-- begin Task data --

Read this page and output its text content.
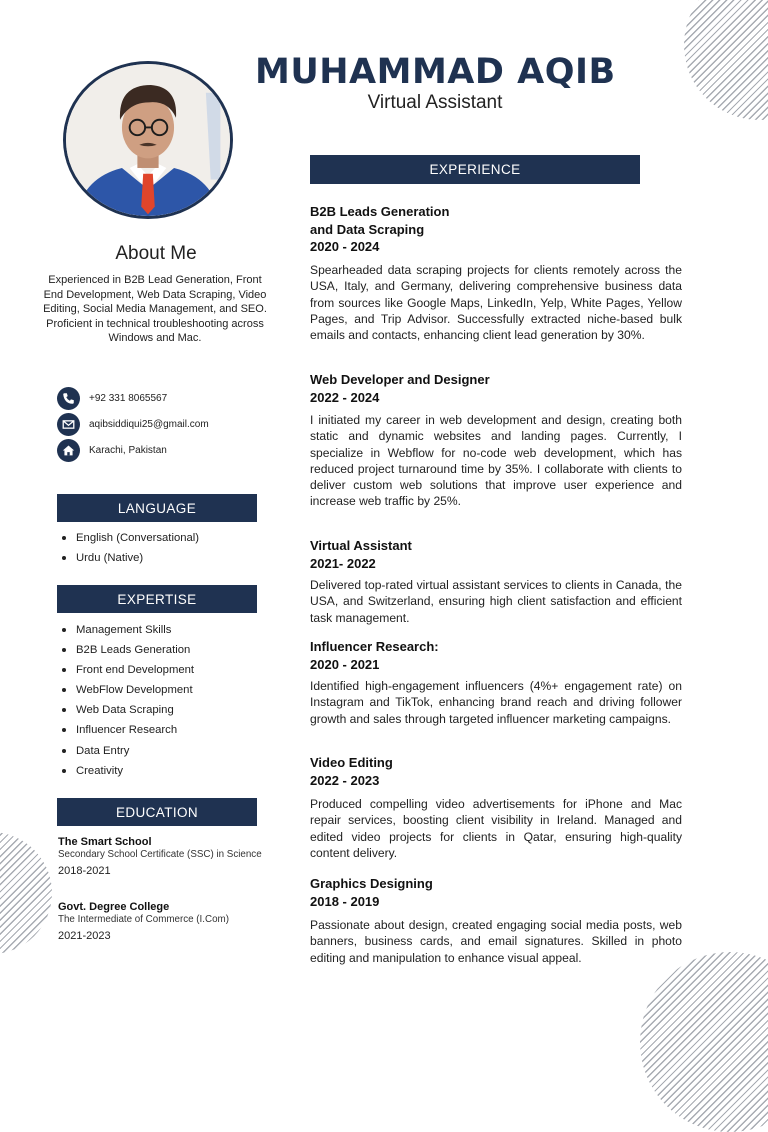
MUHAMMAD AQIB
Virtual Assistant
About Me
Experienced in B2B Lead Generation, Front End Development, Web Data Scraping, Video Editing, Social Media Management, and SEO. Proficient in technical troubleshooting across Windows and Mac.
+92 331 8065567
aqibsiddiqui25@gmail.com
Karachi, Pakistan
LANGUAGE
English (Conversational)
Urdu (Native)
EXPERTISE
Management Skills
B2B Leads Generation
Front end Development
WebFlow Development
Web Data Scraping
Influencer Research
Data Entry
Creativity
EDUCATION
The Smart School
Secondary School Certificate (SSC) in Science
2018-2021
Govt. Degree College
The Intermediate of Commerce (I.Com)
2021-2023
EXPERIENCE
B2B Leads Generation
and Data Scraping
2020 - 2024
Spearheaded data scraping projects for clients remotely across the USA, Italy, and Germany, delivering comprehensive business data from sources like Google Maps, LinkedIn, Yelp, White Pages, Yellow Pages, and Trip Advisor. Successfully extracted niche-based bulk emails and contacts, enhancing client lead generation by 30%.
Web Developer and Designer
2022 - 2024
I initiated my career in web development and design, creating both static and dynamic websites and landing pages. Currently, I specialize in Webflow for no-code web development, which has reduced project turnaround time by 35%. I collaborate with clients to deliver custom web solutions that improve user experience and increase web traffic by 25%.
Virtual Assistant
2021- 2022
Delivered top-rated virtual assistant services to clients in Canada, the USA, and Switzerland, ensuring high client satisfaction and efficient task management.
Influencer Research:
2020 - 2021
Identified high-engagement influencers (4%+ engagement rate) on Instagram and TikTok, enhancing brand reach and driving follower growth and sales through targeted influencer marketing campaigns.
Video Editing
2022 - 2023
Produced compelling video advertisements for iPhone and Mac repair services, boosting client visibility in Ireland. Managed and edited video projects for clients in Qatar, ensuring high-quality content delivery.
Graphics Designing
2018 - 2019
Passionate about design, created engaging social media posts, web banners, business cards, and email signatures. Skilled in photo editing and manipulation to enhance visual appeal.
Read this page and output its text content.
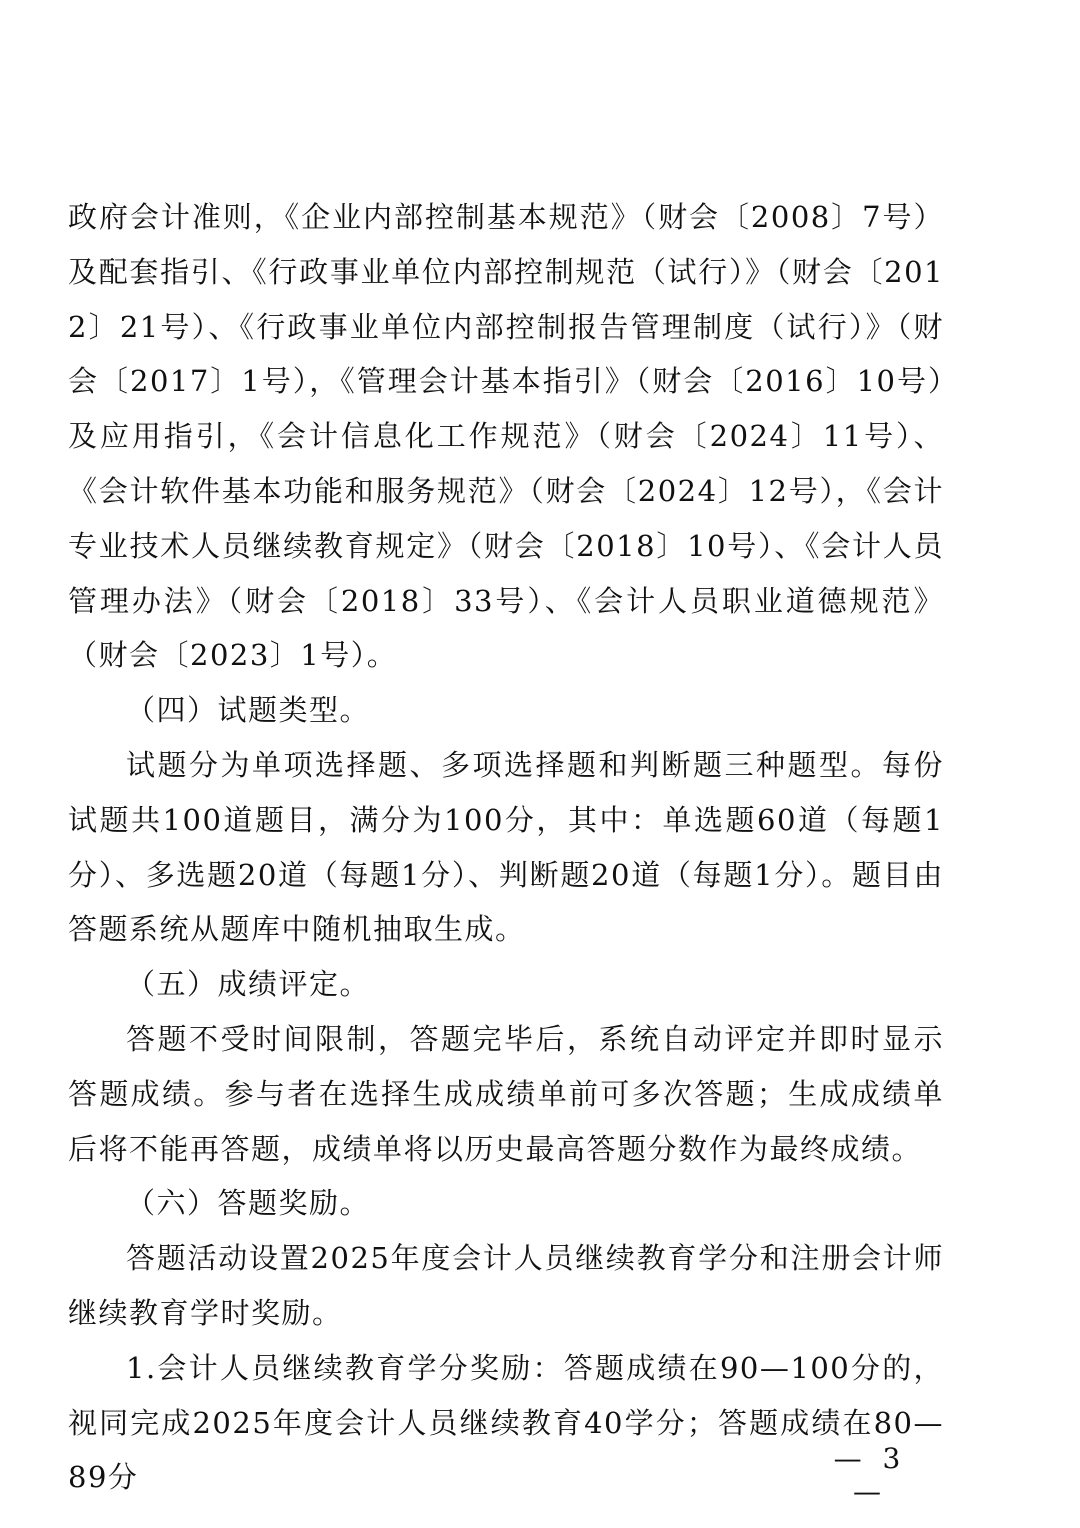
政府会计准则，《企业内部控制基本规范》（财会〔2008〕7号）及配套指引、《行政事业单位内部控制规范（试行）》（财会〔2012〕21号）、《行政事业单位内部控制报告管理制度（试行）》（财会〔2017〕1号），《管理会计基本指引》（财会〔2016〕10号）及应用指引，《会计信息化工作规范》（财会〔2024〕11号）、《会计软件基本功能和服务规范》（财会〔2024〕12号），《会计专业技术人员继续教育规定》（财会〔2018〕10号）、《会计人员管理办法》（财会〔2018〕33号）、《会计人员职业道德规范》（财会〔2023〕1号）。

（四）试题类型。

试题分为单项选择题、多项选择题和判断题三种题型。每份试题共100道题目，满分为100分，其中：单选题60道（每题1分）、多选题20道（每题1分）、判断题20道（每题1分）。题目由答题系统从题库中随机抽取生成。

（五）成绩评定。

答题不受时间限制，答题完毕后，系统自动评定并即时显示答题成绩。参与者在选择生成成绩单前可多次答题；生成成绩单后将不能再答题，成绩单将以历史最高答题分数作为最终成绩。

（六）答题奖励。

答题活动设置2025年度会计人员继续教育学分和注册会计师继续教育学时奖励。

1.会计人员继续教育学分奖励：答题成绩在90—100分的，视同完成2025年度会计人员继续教育40学分；答题成绩在80—89分

— 3 —
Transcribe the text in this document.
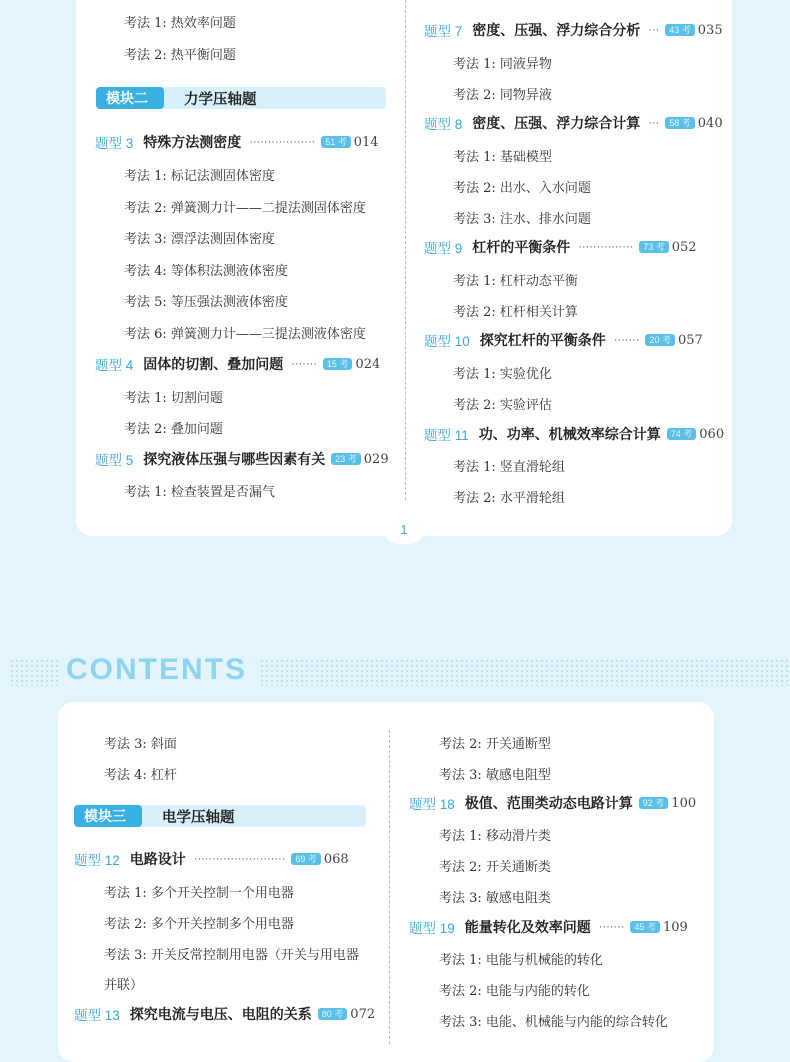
考法 1: 热效率问题
考法 2: 热平衡问题
模块二	力学压轴题
题型 3 特殊方法测密度 ··················	51 考 014
考法 1: 标记法测固体密度
考法 2: 弹簧测力计——二提法测固体密度
考法 3: 漂浮法测固体密度
考法 4: 等体积法测液体密度
考法 5: 等压强法测液体密度
考法 6: 弹簧测力计——三提法测液体密度
题型 4 固体的切割、叠加问题 ·······	15 考 024
考法 1: 切割问题
考法 2: 叠加问题
题型 5 探究液体压强与哪些因素有关	23 考 029
考法 1: 检查装置是否漏气
题型 7 密度、压强、浮力综合分析 ···	43 考 035
考法 1: 同液异物
考法 2: 同物异液
题型 8 密度、压强、浮力综合计算 ···	58 考 040
考法 1: 基础模型
考法 2: 出水、入水问题
考法 3: 注水、排水问题
题型 9 杠杆的平衡条件 ···············	73 考 052
考法 1: 杠杆动态平衡
考法 2: 杠杆相关计算
题型 10 探究杠杆的平衡条件 ·······	20 考 057
考法 1: 实验优化
考法 2: 实验评估
题型 11 功、功率、机械效率综合计算	74 考 060
考法 1: 竖直滑轮组
考法 2: 水平滑轮组
1
CONTENTS
考法 3: 斜面
考法 4: 杠杆
模块三	电学压轴题
题型 12 电路设计 ·························	69 考 068
考法 1: 多个开关控制一个用电器
考法 2: 多个开关控制多个用电器
考法 3: 开关反常控制用电器（开关与用电器
并联）
题型 13 探究电流与电压、电阻的关系	80 考 072
考法 2: 开关通断型
考法 3: 敏感电阻型
题型 18 极值、范围类动态电路计算	92 考 100
考法 1: 移动滑片类
考法 2: 开关通断类
考法 3: 敏感电阻类
题型 19 能量转化及效率问题 ·······	45 考 109
考法 1: 电能与机械能的转化
考法 2: 电能与内能的转化
考法 3: 电能、机械能与内能的综合转化
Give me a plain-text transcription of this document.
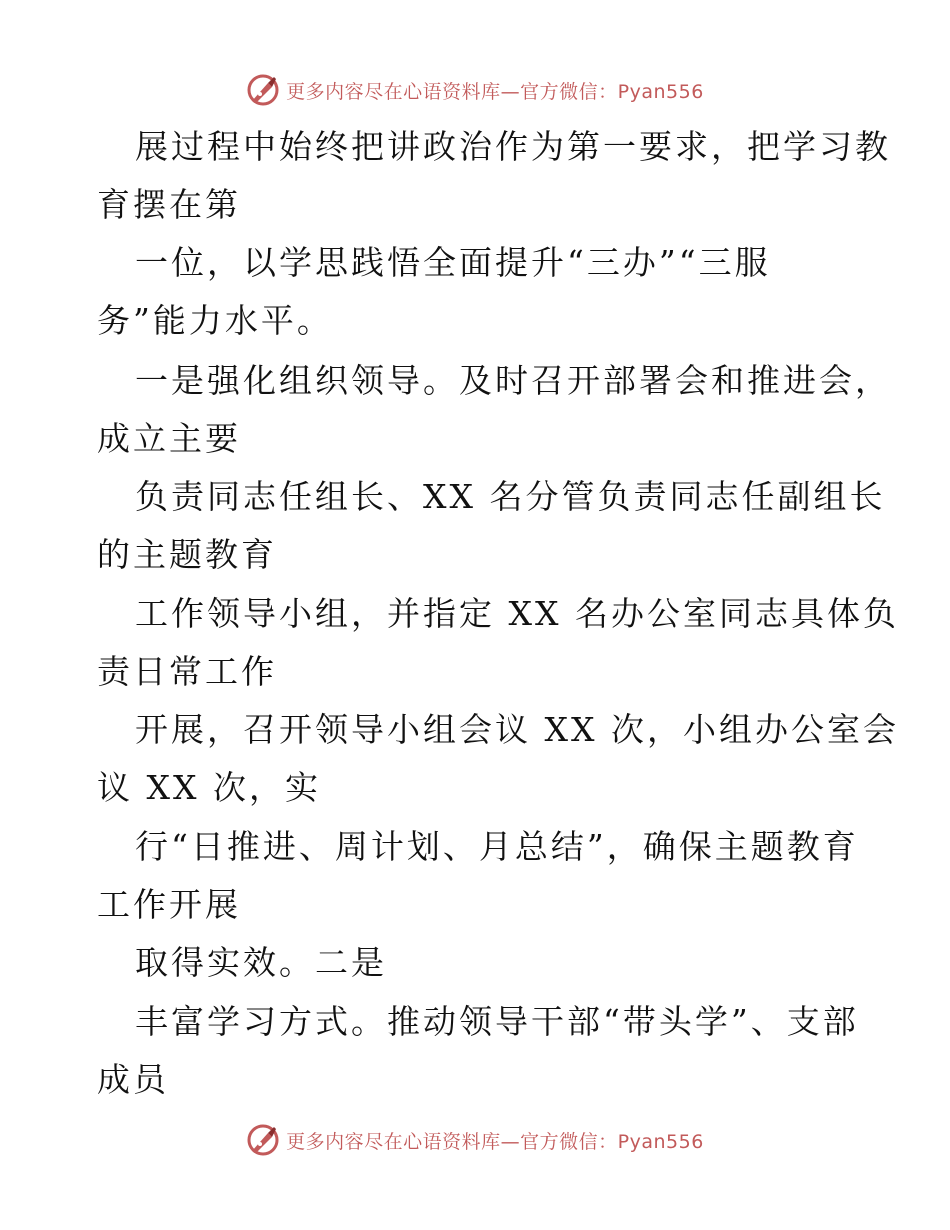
更多内容尽在心语资料库—官方微信：Pyan556
展过程中始终把讲政治作为第一要求，把学习教
育摆在第
一位，以学思践悟全面提升“三办”“三服
务”能力水平。
一是强化组织领导。及时召开部署会和推进会，
成立主要
负责同志任组长、XX 名分管负责同志任副组长
的主题教育
工作领导小组，并指定 XX 名办公室同志具体负
责日常工作
开展，召开领导小组会议 XX 次，小组办公室会
议 XX 次，实
行“日推进、周计划、月总结”，确保主题教育
工作开展
取得实效。二是
丰富学习方式。推动领导干部“带头学”、支部
成员
更多内容尽在心语资料库—官方微信：Pyan556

-- end Task data --

§ **Exercise brief**
Print every entry above again without changing a word, and omit the pictures.

§ **Expected answer**
Read this page and output its text content.
MUHAMMAD AQIB
Virtual Assistant
About Me
Experienced in B2B Lead Generation, Front End Development, Web Data Scraping, Video Editing, Social Media Management, and SEO. Proficient in technical troubleshooting across Windows and Mac.
+92 331 8065567
aqibsiddiqui25@gmail.com
Karachi, Pakistan
LANGUAGE
English (Conversational)
Urdu (Native)
EXPERTISE
Management Skills
B2B Leads Generation
Front end Development
WebFlow Development
Web Data Scraping
Influencer Research
Data Entry
Creativity
EDUCATION
The Smart School
Secondary School Certificate (SSC) in Science
2018-2021
Govt. Degree College
The Intermediate of Commerce (I.Com)
2021-2023
EXPERIENCE
B2B Leads Generation
and Data Scraping
2020 - 2024
Spearheaded data scraping projects for clients remotely across the USA, Italy, and Germany, delivering comprehensive business data from sources like Google Maps, LinkedIn, Yelp, White Pages, Yellow Pages, and Trip Advisor. Successfully extracted niche-based bulk emails and contacts, enhancing client lead generation by 30%.
Web Developer and Designer
2022 - 2024
I initiated my career in web development and design, creating both static and dynamic websites and landing pages. Currently, I specialize in Webflow for no-code web development, which has reduced project turnaround time by 35%. I collaborate with clients to deliver custom web solutions that improve user experience and increase web traffic by 25%.
Virtual Assistant
2021- 2022
Delivered top-rated virtual assistant services to clients in Canada, the USA, and Switzerland, ensuring high client satisfaction and efficient task management.
Influencer Research:
2020 - 2021
Identified high-engagement influencers (4%+ engagement rate) on Instagram and TikTok, enhancing brand reach and driving follower growth and sales through targeted influencer marketing campaigns.
Video Editing
2022 - 2023
Produced compelling video advertisements for iPhone and Mac repair services, boosting client visibility in Ireland. Managed and edited video projects for clients in Qatar, ensuring high-quality content delivery.
Graphics Designing
2018 - 2019
Passionate about design, created engaging social media posts, web banners, business cards, and email signatures. Skilled in photo editing and manipulation to enhance visual appeal.
Read this page and output its text content.
政府会计准则，《企业内部控制基本规范》（财会〔2008〕7号）及配套指引、《行政事业单位内部控制规范（试行）》（财会〔2012〕21号）、《行政事业单位内部控制报告管理制度（试行）》（财会〔2017〕1号），《管理会计基本指引》（财会〔2016〕10号）及应用指引，《会计信息化工作规范》（财会〔2024〕11号）、《会计软件基本功能和服务规范》（财会〔2024〕12号），《会计专业技术人员继续教育规定》（财会〔2018〕10号）、《会计人员管理办法》（财会〔2018〕33号）、《会计人员职业道德规范》（财会〔2023〕1号）。

（四）试题类型。

试题分为单项选择题、多项选择题和判断题三种题型。每份试题共100道题目，满分为100分，其中：单选题60道（每题1分）、多选题20道（每题1分）、判断题20道（每题1分）。题目由答题系统从题库中随机抽取生成。

（五）成绩评定。

答题不受时间限制，答题完毕后，系统自动评定并即时显示答题成绩。参与者在选择生成成绩单前可多次答题；生成成绩单后将不能再答题，成绩单将以历史最高答题分数作为最终成绩。

（六）答题奖励。

答题活动设置2025年度会计人员继续教育学分和注册会计师继续教育学时奖励。

1.会计人员继续教育学分奖励：答题成绩在90—100分的，视同完成2025年度会计人员继续教育40学分；答题成绩在80—89分

— 3 —
Transcribe the text in this document.
考法 1: 热效率问题
考法 2: 热平衡问题
模块二	力学压轴题
题型 3 特殊方法测密度 ··················	51 考 014
考法 1: 标记法测固体密度
考法 2: 弹簧测力计——二提法测固体密度
考法 3: 漂浮法测固体密度
考法 4: 等体积法测液体密度
考法 5: 等压强法测液体密度
考法 6: 弹簧测力计——三提法测液体密度
题型 4 固体的切割、叠加问题 ·······	15 考 024
考法 1: 切割问题
考法 2: 叠加问题
题型 5 探究液体压强与哪些因素有关	23 考 029
考法 1: 检查装置是否漏气
题型 7 密度、压强、浮力综合分析 ···	43 考 035
考法 1: 同液异物
考法 2: 同物异液
题型 8 密度、压强、浮力综合计算 ···	58 考 040
考法 1: 基础模型
考法 2: 出水、入水问题
考法 3: 注水、排水问题
题型 9 杠杆的平衡条件 ···············	73 考 052
考法 1: 杠杆动态平衡
考法 2: 杠杆相关计算
题型 10 探究杠杆的平衡条件 ·······	20 考 057
考法 1: 实验优化
考法 2: 实验评估
题型 11 功、功率、机械效率综合计算	74 考 060
考法 1: 竖直滑轮组
考法 2: 水平滑轮组
1
CONTENTS
考法 3: 斜面
考法 4: 杠杆
模块三	电学压轴题
题型 12 电路设计 ·························	69 考 068
考法 1: 多个开关控制一个用电器
考法 2: 多个开关控制多个用电器
考法 3: 开关反常控制用电器（开关与用电器
并联）
题型 13 探究电流与电压、电阻的关系	80 考 072
考法 2: 开关通断型
考法 3: 敏感电阻型
题型 18 极值、范围类动态电路计算	92 考 100
考法 1: 移动滑片类
考法 2: 开关通断类
考法 3: 敏感电阻类
题型 19 能量转化及效率问题 ·······	45 考 109
考法 1: 电能与机械能的转化
考法 2: 电能与内能的转化
考法 3: 电能、机械能与内能的综合转化
Give me a plain-text transcription of this document.
更多内容尽在心语资料库—官方微信：Pyan556
展过程中始终把讲政治作为第一要求，把学习教
育摆在第
一位，以学思践悟全面提升“三办”“三服
务”能力水平。
一是强化组织领导。及时召开部署会和推进会，
成立主要
负责同志任组长、XX 名分管负责同志任副组长
的主题教育
工作领导小组，并指定 XX 名办公室同志具体负
责日常工作
开展，召开领导小组会议 XX 次，小组办公室会
议 XX 次，实
行“日推进、周计划、月总结”，确保主题教育
工作开展
取得实效。二是
丰富学习方式。推动领导干部“带头学”、支部
成员
更多内容尽在心语资料库—官方微信：Pyan556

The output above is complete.